Es ist aber genauso wenig eine graphische Komponente wie ButtonGroup!



			
				Wildcard hat gesagt.:
			
		

> Ich will mich auch nicht an Formulierungen aufhängen, aber wenn ich richtig verstehe was du damit sagen wolltest, dann ist genau das nämlich keine Bean und nur darum geht es mir, denn 'Gast' ist sicherlich weit von einer Bean entfernt.


Ich versteh grad nicht, was du damit sagen willst.
Was ich eigentlich sagen will: mit XMLEncoder kann man viel mehr abspeichern als nur graphische Komponenten!


----------



## Wildcard (20. Feb 2008)

André Uhres hat gesagt.:
			
		

> Das ist eine Bean (naja, nicht wirklich genial) und ich kann sie ohne Weiteres in ein Builder Tool einbinden und visuell bearbeiten.
> Es ist aber genauso wenig eine graphische Komponente wie ButtonGroup!
> ...
> Ich versteh grad nicht, was du damit sagen willst.
> Was ich eigentlich sagen will: mit XMLEncoder kann man viel mehr abspeichern als nur graphische Komponenten!


Entschuldigung, aber das ist nun wirklich Unsinn.
Das Beispiel alleine ist schon grober Unfug, da ArrayList natürlich keine Bean ist und MeineListe daher völlig sinnbefreit ist. Sieht man jedoch davon ab, dann versuchst du, den Leuten ein Lama für einen Apfel vorzumachen.
Was eine echte Bean ist und was ein schnöder Datencontainer der sich an die Beans Specification hält, ist (hoffe ich) uns beiden klar. 
Fakt ist:
Der XMLEncoder kann Klassen speichern die sich formal an die Beans Specification halten, auch wenn sie keine sind, das ist richtig. Wenn du das sagen möchtest, gebe ich dir ja recht, aber erzähl mir bitte nicht nochmal das dein Beispiel eine Java Bean sein soll :roll: 
Wer versucht seine Klasse gemäß Bean Specification umzubauen(obwohl sie keine ist), nur damit der XMLEncoder sie schluckt, der soll sich einen sinnvolleren Zeitvertreib suchen und eines der mächtigen XML Binding Frameworks ansehen.


----------



## André Uhres (20. Feb 2008)

Ein schnöder Datencontainer der sich an die Beans Specification hält, ist eine Bean. 
Beans müssen nicht immer graphische Komponenten sein :wink:


----------



## Wildcard (20. Feb 2008)

Nein, ist es nicht. Das ist nur was viele Leute (fälschlicherweise) unter einer Bean verstehen.
Eine Bean dient dem computerunterstützten Application Development auf Komponentenbasis. 
Eine Bean ist kein POJO mit gettern und settern.


----------



## André Uhres (20. Feb 2008)

Wildcard hat gesagt.:
			
		

> ..Eine Bean dient dem computerunterstützten Application Development auf Komponentenbasis...


Das sag ich ja auch die ganze Zeit. Und ein schnöder Datencontainer passt da auch hin :wink:


----------



## Guest (21. Feb 2008)

Was zu tun ist - Schreibe aus dem Forumsauszug über Java Beans alles von „Entschuldigung, aber das“ bis hinunter zu „einen Apfel vorzumachen.“ wortgetreu ab. Die Zeilen darunter werden für die Bearbeitung nicht gebraucht.

Rohdaten -

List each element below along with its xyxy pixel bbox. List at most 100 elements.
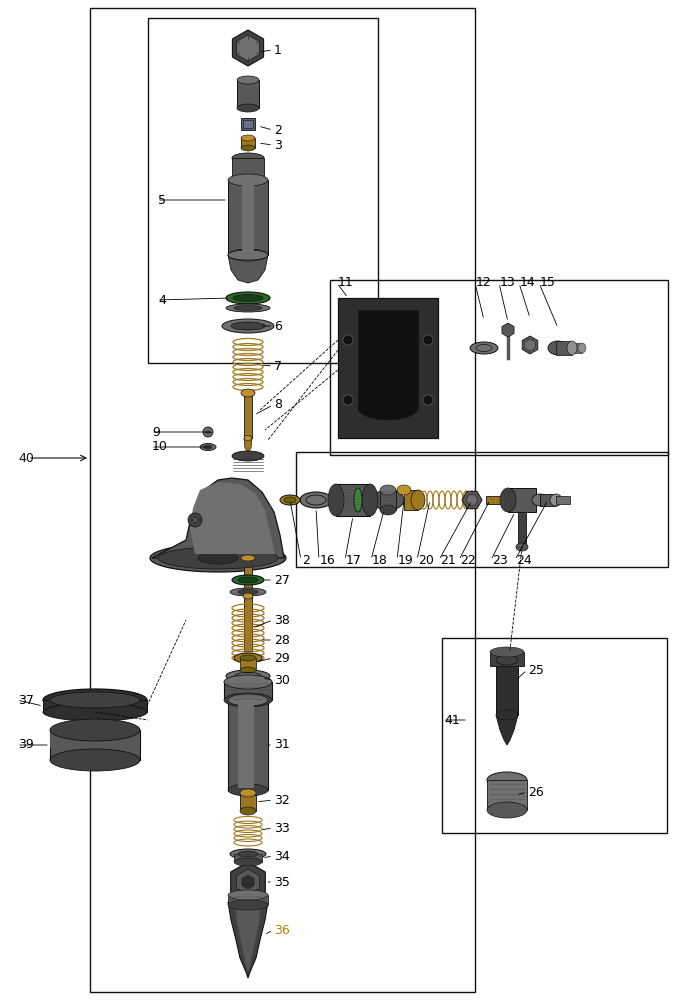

Erwartete Antwort -
Entschuldigung, aber das ist nun wirklich Unsinn.
Das Beispiel alleine ist schon grober Unfug, da ArrayList natürlich keine Bean ist und MeineListe daher völlig sinnbefreit ist. Sieht man jedoch davon ab, dann versuchst du, den Leuten ein Lama für einen Apfel vorzumachen.